Exercise instructions:
Gather each line containing the string "name" from these entries.

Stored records
------------------------------------

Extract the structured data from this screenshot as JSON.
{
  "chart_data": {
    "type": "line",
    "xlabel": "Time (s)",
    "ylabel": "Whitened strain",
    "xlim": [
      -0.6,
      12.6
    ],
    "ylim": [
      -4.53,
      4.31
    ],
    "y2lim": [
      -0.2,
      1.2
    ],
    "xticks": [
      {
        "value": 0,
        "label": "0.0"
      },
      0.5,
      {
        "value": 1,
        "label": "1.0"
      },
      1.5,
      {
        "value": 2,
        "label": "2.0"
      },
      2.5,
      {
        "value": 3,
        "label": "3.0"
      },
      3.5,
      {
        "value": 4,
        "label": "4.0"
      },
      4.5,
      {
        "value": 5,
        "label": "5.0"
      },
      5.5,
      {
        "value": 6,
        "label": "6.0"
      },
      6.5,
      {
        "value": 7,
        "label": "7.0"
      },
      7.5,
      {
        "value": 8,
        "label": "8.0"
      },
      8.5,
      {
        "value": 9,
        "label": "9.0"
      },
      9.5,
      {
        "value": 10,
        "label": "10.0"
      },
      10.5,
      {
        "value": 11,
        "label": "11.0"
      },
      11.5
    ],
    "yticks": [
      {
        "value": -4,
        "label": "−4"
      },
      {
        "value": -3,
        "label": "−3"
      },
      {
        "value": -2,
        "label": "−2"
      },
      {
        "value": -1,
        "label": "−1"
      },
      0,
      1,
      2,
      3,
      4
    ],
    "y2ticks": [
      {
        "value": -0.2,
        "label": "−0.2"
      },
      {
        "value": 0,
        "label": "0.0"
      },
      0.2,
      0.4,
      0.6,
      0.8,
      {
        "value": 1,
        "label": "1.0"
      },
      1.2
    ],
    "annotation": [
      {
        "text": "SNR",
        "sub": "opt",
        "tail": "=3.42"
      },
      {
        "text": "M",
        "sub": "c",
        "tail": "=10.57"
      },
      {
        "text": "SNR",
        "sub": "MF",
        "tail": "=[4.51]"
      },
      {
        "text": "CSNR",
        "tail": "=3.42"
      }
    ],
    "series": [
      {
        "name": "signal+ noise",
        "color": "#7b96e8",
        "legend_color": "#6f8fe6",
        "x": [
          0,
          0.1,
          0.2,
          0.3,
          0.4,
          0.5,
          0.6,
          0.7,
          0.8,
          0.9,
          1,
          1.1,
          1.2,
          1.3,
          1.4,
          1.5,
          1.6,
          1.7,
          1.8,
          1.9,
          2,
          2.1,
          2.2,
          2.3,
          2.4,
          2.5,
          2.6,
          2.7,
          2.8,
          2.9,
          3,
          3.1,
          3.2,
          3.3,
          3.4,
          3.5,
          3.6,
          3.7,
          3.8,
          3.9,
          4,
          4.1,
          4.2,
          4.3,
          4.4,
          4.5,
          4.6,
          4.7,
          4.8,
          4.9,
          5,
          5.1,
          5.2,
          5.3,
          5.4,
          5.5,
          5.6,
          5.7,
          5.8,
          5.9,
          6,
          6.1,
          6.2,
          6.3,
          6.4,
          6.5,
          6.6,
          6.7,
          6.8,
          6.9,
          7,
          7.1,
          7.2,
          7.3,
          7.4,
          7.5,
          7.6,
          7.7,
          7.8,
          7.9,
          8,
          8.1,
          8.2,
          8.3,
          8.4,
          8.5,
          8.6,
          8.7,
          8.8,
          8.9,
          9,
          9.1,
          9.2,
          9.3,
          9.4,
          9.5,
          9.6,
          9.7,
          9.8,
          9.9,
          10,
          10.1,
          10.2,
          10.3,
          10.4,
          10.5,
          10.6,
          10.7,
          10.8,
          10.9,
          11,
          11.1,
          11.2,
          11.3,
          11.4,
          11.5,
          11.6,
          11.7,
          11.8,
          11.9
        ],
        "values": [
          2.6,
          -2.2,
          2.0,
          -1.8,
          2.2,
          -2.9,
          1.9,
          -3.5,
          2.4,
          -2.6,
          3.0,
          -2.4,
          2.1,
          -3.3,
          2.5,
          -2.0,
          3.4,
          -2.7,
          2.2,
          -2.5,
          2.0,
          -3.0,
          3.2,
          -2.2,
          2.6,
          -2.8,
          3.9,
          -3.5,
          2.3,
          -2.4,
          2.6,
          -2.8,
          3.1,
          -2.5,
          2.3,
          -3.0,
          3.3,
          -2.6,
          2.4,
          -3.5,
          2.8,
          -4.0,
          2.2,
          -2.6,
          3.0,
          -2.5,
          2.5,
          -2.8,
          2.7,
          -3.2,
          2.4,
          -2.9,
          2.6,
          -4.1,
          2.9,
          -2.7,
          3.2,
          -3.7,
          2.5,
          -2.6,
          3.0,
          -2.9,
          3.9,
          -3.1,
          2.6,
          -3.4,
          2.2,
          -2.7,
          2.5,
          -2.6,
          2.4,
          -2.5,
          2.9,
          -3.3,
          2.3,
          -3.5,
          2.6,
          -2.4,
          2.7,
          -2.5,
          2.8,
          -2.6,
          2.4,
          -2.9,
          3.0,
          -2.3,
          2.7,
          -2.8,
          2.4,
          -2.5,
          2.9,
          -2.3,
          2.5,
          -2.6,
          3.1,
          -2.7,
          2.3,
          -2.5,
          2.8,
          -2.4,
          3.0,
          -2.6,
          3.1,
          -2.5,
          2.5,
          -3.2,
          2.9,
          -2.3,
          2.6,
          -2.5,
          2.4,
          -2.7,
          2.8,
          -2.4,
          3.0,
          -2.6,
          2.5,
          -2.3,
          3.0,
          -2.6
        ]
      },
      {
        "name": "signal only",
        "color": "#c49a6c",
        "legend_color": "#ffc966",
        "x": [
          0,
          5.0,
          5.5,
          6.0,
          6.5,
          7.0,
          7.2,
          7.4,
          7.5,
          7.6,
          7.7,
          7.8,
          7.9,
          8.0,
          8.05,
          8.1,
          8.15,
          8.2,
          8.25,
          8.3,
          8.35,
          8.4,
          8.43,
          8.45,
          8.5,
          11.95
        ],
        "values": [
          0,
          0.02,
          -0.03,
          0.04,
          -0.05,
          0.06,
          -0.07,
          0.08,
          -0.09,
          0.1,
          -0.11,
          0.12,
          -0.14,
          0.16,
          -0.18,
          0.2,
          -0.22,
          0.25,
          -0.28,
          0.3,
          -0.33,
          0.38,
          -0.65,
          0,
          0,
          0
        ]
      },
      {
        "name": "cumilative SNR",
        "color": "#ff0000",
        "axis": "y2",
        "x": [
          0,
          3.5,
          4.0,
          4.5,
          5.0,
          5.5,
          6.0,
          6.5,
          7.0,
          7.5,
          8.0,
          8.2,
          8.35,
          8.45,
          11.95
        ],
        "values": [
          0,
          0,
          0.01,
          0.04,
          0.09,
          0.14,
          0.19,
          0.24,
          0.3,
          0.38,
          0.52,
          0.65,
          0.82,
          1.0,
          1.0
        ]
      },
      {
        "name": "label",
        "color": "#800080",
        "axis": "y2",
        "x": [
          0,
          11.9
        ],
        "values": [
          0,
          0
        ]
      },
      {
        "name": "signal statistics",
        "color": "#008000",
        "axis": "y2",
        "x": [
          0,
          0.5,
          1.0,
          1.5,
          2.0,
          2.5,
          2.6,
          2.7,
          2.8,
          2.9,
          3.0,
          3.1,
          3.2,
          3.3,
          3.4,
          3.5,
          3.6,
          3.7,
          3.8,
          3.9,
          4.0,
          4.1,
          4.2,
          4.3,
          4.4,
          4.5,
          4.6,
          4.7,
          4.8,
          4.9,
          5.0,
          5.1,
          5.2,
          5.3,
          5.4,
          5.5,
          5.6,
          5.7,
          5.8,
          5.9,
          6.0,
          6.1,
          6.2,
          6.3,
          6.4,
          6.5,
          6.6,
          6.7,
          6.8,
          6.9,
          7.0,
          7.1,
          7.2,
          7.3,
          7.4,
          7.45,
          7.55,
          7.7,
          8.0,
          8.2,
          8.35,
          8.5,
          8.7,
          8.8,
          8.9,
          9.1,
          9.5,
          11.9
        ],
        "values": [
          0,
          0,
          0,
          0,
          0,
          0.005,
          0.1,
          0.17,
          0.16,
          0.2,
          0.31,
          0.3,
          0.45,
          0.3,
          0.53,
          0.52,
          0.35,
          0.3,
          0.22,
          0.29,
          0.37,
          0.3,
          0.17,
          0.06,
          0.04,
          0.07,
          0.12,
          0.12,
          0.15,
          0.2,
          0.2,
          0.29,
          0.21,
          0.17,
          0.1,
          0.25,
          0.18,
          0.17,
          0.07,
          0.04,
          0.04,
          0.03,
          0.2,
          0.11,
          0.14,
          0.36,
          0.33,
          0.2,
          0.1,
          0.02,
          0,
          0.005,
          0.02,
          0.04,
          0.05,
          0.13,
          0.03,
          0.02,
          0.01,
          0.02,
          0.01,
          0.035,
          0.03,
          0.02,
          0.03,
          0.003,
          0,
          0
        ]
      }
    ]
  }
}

------------------------------------

Correct answer:
        "name": "signal+ noise",
        "name": "signal only",
        "name": "cumilative SNR",
        "name": "label",
        "name": "signal statistics",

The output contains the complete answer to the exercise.